Supplied entries:
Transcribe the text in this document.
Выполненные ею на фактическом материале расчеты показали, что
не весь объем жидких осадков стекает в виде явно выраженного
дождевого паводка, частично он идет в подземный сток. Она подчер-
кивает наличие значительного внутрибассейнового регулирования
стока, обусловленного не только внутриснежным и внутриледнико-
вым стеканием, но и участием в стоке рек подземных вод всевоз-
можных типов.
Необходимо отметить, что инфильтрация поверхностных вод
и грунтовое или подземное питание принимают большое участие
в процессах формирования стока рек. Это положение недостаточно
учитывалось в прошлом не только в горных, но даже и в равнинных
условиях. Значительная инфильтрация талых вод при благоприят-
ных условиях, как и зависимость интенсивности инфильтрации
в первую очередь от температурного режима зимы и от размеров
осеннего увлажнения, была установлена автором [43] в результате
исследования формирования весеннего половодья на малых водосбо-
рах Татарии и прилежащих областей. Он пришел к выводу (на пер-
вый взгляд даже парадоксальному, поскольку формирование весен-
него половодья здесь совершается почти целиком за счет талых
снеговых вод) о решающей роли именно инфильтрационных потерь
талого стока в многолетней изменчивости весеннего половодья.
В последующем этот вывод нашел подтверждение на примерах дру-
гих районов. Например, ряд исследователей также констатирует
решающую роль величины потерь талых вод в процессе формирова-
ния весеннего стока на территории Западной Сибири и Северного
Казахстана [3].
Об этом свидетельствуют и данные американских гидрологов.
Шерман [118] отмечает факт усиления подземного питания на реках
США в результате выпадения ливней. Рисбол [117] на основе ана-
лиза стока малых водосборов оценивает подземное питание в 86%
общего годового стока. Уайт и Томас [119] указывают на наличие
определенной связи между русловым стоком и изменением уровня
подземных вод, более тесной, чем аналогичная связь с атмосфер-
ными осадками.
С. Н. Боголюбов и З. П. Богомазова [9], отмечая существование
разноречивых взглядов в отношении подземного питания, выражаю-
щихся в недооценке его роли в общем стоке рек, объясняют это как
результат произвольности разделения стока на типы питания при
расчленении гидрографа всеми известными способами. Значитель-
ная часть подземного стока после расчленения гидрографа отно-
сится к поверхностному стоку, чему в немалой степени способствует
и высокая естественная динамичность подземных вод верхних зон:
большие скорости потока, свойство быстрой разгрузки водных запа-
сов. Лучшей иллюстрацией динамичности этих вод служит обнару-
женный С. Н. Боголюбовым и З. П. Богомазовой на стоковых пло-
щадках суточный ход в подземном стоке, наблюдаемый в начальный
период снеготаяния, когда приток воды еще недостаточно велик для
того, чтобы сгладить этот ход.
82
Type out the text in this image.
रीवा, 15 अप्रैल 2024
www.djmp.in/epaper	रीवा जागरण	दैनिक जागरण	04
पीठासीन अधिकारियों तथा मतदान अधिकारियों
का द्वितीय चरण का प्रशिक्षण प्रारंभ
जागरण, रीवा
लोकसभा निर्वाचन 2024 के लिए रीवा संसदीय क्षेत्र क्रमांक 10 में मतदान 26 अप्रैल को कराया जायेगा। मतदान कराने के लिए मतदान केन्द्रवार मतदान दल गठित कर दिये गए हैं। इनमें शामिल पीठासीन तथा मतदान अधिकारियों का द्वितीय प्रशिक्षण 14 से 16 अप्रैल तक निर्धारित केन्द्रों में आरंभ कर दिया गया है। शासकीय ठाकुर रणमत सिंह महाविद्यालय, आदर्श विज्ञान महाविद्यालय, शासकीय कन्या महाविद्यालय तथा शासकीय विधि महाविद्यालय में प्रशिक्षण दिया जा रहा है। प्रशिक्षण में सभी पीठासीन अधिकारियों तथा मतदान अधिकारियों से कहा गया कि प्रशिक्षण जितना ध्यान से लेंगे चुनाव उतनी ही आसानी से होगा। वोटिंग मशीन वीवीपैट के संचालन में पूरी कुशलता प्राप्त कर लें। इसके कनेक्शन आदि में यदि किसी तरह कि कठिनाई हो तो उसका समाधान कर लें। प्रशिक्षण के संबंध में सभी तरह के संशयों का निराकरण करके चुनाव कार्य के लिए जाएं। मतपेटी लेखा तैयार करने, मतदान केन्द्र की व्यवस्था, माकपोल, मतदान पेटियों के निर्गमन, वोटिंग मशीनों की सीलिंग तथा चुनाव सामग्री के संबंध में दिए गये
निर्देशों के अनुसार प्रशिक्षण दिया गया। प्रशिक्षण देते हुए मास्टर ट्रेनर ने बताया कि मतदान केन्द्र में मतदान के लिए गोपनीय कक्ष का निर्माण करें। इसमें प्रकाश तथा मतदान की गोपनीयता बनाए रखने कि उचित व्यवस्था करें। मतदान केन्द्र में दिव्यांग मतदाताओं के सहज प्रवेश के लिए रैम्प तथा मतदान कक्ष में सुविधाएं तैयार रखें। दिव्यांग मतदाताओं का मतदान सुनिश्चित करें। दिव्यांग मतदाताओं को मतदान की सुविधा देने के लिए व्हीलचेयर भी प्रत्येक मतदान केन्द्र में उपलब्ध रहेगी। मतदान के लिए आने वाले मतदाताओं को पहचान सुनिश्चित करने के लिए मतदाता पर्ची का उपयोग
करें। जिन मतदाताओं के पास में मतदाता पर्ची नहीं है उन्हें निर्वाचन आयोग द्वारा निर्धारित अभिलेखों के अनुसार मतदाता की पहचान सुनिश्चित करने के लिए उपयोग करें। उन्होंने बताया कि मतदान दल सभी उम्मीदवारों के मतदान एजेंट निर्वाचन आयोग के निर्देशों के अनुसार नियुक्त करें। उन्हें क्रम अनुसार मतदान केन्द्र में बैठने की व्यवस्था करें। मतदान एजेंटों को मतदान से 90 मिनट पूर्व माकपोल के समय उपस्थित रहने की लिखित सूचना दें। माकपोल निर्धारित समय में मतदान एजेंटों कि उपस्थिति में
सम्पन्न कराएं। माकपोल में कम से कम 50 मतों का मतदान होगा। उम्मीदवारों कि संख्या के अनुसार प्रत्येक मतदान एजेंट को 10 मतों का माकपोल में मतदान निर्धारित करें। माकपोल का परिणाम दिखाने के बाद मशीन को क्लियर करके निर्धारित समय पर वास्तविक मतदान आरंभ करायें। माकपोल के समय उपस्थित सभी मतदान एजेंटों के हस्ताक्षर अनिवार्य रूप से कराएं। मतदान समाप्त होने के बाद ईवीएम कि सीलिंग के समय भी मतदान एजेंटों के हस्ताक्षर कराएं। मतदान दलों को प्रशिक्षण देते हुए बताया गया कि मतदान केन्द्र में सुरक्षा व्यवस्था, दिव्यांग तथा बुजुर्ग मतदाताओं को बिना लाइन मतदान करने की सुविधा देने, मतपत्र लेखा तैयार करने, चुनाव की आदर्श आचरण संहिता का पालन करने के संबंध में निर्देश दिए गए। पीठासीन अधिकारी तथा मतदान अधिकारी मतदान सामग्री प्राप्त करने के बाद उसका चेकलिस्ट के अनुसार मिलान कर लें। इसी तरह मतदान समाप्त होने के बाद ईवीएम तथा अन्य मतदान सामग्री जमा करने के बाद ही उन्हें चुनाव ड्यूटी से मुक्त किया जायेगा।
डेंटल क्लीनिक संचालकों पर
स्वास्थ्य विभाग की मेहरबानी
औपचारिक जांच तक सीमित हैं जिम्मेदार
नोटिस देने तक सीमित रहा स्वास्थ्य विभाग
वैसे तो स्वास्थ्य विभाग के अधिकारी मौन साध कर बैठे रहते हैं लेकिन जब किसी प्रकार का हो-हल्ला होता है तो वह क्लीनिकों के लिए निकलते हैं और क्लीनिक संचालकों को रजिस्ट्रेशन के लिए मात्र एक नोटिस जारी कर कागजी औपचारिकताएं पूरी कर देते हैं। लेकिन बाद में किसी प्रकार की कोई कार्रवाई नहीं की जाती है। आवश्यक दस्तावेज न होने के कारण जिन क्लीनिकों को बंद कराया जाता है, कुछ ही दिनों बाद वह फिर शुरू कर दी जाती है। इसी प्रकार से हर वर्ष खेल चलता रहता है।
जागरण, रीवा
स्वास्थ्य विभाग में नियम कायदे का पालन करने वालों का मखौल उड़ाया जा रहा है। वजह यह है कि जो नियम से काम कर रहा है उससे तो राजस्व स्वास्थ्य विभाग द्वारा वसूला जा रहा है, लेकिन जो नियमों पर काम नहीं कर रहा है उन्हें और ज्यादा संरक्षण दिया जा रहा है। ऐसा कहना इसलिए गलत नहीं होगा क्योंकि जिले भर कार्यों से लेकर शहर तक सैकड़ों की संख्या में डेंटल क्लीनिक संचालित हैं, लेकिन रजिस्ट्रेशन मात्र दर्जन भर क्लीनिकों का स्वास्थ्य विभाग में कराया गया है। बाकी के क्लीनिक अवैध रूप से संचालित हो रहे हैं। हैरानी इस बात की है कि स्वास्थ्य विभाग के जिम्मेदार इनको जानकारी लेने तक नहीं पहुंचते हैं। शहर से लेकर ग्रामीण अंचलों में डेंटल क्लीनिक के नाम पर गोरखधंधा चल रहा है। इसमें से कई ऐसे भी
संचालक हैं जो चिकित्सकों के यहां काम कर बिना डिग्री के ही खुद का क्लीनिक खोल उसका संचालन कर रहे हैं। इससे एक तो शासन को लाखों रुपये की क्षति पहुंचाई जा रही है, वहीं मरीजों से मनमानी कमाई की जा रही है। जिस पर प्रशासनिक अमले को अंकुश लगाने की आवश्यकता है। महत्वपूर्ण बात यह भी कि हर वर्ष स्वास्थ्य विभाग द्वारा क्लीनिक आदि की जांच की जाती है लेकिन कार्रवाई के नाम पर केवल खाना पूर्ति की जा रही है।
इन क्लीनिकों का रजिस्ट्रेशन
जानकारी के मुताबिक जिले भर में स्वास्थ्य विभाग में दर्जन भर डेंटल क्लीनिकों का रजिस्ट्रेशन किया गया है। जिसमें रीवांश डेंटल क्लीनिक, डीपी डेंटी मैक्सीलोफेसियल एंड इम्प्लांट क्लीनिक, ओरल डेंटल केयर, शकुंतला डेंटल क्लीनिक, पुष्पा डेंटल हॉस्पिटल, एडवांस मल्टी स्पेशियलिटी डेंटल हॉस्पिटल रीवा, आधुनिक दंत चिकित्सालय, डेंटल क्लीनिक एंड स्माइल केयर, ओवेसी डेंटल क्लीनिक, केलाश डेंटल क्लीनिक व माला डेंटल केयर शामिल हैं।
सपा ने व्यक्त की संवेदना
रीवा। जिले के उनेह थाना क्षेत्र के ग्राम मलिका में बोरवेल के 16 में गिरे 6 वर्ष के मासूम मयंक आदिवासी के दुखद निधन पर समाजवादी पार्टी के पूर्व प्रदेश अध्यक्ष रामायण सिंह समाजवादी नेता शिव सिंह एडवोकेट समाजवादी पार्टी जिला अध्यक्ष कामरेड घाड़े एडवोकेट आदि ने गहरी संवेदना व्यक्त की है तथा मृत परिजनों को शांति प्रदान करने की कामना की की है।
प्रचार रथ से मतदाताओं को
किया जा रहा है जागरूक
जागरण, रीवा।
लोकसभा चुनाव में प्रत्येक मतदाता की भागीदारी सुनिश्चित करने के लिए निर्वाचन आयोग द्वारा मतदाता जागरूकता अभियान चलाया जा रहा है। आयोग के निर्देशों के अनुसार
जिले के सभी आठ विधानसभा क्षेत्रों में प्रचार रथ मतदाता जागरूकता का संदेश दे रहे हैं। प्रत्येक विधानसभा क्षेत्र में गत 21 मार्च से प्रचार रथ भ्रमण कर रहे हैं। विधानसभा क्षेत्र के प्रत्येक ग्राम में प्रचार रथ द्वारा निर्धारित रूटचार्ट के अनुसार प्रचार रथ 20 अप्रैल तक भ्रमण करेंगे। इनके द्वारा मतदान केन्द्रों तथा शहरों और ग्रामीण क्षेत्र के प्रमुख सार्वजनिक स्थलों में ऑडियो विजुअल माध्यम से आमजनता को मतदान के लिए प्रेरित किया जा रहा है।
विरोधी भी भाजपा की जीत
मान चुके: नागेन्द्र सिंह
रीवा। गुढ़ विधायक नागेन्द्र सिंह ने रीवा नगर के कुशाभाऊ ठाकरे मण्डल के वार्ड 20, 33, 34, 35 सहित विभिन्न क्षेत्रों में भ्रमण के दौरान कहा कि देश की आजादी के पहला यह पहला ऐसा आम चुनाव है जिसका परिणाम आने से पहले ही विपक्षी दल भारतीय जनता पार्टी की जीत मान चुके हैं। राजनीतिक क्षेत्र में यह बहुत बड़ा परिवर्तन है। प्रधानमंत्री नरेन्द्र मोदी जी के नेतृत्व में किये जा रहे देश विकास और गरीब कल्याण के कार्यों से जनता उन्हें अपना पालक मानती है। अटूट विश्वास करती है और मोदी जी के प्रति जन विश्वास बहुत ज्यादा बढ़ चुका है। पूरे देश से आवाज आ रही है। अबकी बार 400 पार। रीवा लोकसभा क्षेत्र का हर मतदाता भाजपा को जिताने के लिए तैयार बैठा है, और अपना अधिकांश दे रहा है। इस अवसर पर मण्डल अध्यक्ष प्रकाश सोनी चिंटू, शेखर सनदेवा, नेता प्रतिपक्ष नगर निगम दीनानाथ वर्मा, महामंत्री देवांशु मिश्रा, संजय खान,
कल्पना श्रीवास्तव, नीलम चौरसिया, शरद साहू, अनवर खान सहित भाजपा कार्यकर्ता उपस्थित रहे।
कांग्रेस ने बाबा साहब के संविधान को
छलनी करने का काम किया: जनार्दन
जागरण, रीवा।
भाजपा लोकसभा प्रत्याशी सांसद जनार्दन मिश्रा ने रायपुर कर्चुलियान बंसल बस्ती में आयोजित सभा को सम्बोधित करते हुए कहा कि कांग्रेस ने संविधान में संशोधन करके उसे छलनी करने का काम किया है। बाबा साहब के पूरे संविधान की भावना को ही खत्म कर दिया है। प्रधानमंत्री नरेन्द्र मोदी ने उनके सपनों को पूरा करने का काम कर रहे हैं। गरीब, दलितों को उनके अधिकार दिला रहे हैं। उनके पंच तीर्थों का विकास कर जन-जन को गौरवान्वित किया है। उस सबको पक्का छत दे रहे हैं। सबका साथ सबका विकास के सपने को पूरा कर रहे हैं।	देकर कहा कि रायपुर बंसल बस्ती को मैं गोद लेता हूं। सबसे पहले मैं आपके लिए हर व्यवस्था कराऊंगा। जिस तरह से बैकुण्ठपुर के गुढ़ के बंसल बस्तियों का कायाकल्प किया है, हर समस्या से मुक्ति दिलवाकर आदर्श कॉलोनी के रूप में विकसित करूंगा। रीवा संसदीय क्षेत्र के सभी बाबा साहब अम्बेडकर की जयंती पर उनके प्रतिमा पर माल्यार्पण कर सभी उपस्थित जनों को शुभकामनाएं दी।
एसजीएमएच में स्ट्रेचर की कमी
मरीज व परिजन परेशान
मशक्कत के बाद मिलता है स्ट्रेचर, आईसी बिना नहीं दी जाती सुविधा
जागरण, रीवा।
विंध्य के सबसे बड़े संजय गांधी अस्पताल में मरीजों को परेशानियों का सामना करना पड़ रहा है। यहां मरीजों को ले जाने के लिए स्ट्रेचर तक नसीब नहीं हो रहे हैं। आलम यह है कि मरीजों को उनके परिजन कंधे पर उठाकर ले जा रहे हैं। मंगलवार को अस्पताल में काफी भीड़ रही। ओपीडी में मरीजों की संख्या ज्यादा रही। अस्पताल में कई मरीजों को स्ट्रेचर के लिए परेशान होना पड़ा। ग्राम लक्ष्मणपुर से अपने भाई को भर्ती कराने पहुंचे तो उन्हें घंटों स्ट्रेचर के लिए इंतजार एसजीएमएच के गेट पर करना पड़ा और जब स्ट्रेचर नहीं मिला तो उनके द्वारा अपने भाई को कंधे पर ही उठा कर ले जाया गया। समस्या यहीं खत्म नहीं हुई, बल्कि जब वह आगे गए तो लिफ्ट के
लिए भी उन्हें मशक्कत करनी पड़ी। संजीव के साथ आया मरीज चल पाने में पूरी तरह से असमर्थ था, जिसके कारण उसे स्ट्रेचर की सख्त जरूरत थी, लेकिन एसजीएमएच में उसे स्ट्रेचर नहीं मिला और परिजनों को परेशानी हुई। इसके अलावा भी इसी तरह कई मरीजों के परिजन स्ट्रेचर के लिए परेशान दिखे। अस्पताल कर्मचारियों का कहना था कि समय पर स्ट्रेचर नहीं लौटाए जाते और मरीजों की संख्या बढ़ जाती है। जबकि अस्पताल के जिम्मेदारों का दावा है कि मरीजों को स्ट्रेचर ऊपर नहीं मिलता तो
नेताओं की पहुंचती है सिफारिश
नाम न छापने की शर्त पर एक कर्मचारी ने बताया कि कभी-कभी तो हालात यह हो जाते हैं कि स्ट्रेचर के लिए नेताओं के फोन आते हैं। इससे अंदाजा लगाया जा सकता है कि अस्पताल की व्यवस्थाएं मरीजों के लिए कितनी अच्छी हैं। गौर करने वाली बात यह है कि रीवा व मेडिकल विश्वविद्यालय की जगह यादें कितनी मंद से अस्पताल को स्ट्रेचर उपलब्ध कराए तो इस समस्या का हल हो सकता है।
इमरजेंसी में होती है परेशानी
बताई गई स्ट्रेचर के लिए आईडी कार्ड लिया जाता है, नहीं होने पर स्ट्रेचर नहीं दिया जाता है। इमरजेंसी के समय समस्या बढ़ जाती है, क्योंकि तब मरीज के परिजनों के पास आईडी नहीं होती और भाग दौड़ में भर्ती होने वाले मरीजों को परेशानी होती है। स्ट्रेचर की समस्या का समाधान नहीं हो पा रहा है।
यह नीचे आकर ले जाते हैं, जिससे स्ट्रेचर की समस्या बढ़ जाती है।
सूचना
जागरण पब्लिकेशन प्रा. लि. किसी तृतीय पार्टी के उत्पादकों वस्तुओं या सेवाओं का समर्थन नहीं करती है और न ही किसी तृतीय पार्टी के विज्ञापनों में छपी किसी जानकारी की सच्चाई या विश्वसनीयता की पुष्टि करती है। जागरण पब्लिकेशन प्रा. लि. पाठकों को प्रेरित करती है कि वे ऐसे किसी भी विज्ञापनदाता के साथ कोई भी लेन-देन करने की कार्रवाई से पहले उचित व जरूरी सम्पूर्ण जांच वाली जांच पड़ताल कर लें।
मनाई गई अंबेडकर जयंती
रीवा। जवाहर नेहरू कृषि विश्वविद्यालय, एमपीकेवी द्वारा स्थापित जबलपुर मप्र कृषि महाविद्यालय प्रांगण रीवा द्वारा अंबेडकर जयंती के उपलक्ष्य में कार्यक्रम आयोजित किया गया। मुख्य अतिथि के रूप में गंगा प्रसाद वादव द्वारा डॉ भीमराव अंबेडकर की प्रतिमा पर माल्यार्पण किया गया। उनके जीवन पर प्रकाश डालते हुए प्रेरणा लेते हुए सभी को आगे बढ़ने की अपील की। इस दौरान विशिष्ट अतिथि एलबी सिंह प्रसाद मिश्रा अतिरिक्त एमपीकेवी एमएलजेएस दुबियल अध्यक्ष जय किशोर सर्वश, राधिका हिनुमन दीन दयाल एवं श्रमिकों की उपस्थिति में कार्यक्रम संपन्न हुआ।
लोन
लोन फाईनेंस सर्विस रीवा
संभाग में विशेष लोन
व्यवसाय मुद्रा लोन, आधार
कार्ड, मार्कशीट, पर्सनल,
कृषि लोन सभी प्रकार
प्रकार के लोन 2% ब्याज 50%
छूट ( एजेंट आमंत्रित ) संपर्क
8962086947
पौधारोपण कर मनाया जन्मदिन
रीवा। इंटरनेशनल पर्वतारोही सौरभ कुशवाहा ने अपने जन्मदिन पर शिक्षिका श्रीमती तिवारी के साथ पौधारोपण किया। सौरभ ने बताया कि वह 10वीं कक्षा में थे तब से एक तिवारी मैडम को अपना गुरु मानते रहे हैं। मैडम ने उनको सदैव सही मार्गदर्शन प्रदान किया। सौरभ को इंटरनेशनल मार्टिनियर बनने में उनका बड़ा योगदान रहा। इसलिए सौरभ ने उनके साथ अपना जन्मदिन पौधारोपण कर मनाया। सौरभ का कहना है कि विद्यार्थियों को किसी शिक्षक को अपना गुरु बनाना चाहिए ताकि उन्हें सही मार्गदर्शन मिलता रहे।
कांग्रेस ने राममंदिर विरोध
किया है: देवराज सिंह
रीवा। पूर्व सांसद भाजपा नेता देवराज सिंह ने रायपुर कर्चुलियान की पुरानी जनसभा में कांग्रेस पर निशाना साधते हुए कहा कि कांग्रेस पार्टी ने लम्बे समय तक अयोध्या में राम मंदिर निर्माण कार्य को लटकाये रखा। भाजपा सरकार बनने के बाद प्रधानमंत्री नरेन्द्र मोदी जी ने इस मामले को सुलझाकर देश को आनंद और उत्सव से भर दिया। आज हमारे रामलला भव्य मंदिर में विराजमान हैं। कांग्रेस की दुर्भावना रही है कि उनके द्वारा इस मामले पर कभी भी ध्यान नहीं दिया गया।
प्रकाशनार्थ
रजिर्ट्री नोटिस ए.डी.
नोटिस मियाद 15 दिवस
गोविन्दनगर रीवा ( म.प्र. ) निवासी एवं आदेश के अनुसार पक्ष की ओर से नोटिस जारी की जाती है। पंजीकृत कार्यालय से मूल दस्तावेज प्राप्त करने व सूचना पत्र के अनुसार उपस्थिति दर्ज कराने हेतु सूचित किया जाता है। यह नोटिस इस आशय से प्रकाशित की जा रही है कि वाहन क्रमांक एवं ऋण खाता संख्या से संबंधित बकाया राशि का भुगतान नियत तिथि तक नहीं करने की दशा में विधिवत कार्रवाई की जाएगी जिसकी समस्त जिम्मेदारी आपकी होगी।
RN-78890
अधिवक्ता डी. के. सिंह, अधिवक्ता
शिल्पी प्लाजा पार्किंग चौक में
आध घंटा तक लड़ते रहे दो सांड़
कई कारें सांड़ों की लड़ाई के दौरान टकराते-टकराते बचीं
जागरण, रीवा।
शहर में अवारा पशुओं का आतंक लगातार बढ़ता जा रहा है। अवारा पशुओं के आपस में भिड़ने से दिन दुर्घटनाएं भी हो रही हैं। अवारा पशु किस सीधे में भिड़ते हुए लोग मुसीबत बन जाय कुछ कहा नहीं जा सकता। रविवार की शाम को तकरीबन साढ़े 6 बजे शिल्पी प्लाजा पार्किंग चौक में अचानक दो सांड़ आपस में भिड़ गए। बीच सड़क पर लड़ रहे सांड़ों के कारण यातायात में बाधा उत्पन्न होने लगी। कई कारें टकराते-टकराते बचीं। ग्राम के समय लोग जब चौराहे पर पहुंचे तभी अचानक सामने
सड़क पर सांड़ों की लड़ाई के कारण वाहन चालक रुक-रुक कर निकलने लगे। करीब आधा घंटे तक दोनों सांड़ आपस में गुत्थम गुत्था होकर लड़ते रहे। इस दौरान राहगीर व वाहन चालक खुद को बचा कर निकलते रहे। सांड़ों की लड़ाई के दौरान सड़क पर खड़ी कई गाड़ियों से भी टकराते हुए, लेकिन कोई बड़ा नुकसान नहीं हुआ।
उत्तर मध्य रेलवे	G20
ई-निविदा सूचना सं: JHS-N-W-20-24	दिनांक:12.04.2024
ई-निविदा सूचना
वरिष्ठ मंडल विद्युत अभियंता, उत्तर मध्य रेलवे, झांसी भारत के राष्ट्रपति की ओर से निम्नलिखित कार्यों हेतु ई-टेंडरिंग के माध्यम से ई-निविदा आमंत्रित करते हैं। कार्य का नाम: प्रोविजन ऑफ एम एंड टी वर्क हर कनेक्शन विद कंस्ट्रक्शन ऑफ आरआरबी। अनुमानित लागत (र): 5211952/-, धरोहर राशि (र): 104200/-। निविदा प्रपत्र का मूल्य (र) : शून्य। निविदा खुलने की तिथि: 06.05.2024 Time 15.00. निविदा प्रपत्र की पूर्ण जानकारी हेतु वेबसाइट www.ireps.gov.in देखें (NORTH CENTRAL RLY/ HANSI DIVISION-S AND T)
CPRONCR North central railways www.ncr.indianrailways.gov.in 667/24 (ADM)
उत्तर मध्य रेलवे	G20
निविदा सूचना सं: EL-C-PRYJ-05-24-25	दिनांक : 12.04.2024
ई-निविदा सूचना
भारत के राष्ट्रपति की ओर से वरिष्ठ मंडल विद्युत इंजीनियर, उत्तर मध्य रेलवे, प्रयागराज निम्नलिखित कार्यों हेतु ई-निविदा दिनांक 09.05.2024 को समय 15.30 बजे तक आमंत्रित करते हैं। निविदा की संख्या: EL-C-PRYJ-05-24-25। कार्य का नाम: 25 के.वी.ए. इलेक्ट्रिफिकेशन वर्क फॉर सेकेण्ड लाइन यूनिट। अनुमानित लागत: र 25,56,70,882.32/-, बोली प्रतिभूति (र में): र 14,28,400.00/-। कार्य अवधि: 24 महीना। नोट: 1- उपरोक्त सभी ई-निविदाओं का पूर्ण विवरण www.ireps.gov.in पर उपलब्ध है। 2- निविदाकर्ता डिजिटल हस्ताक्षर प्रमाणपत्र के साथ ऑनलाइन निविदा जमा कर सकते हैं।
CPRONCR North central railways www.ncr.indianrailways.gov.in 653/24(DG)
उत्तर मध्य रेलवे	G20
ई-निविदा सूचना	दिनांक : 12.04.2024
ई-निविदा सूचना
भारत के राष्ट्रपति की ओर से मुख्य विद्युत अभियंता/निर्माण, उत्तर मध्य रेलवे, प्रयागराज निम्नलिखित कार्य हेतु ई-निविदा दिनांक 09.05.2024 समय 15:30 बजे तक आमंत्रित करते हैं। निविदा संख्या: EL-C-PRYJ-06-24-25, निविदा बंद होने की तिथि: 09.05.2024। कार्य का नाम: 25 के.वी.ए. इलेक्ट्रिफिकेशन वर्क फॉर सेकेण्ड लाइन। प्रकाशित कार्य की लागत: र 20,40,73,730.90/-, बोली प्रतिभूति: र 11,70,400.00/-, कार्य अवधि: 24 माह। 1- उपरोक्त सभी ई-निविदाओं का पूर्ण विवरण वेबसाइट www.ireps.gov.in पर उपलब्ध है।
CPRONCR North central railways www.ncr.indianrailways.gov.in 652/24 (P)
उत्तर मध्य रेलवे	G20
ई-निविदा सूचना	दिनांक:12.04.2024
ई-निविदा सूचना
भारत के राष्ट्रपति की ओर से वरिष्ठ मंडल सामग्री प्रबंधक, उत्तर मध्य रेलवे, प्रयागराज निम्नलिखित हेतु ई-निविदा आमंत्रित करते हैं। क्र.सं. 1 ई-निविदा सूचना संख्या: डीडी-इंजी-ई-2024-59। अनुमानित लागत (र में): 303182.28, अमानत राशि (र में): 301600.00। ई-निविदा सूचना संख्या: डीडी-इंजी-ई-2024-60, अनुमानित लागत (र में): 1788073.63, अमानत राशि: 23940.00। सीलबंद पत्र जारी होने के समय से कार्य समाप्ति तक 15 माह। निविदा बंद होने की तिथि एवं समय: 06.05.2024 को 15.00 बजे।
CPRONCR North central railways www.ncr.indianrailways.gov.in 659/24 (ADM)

Given instruction: Check each line above for the string "подземного", then copy the ones that have it.

Answer to this problem:
Шерман [118] отмечает факт усиления подземного питания на реках
разноречивых взглядов в отношении подземного питания, выражаю-
ная часть подземного стока после расчленения гидрографа отно-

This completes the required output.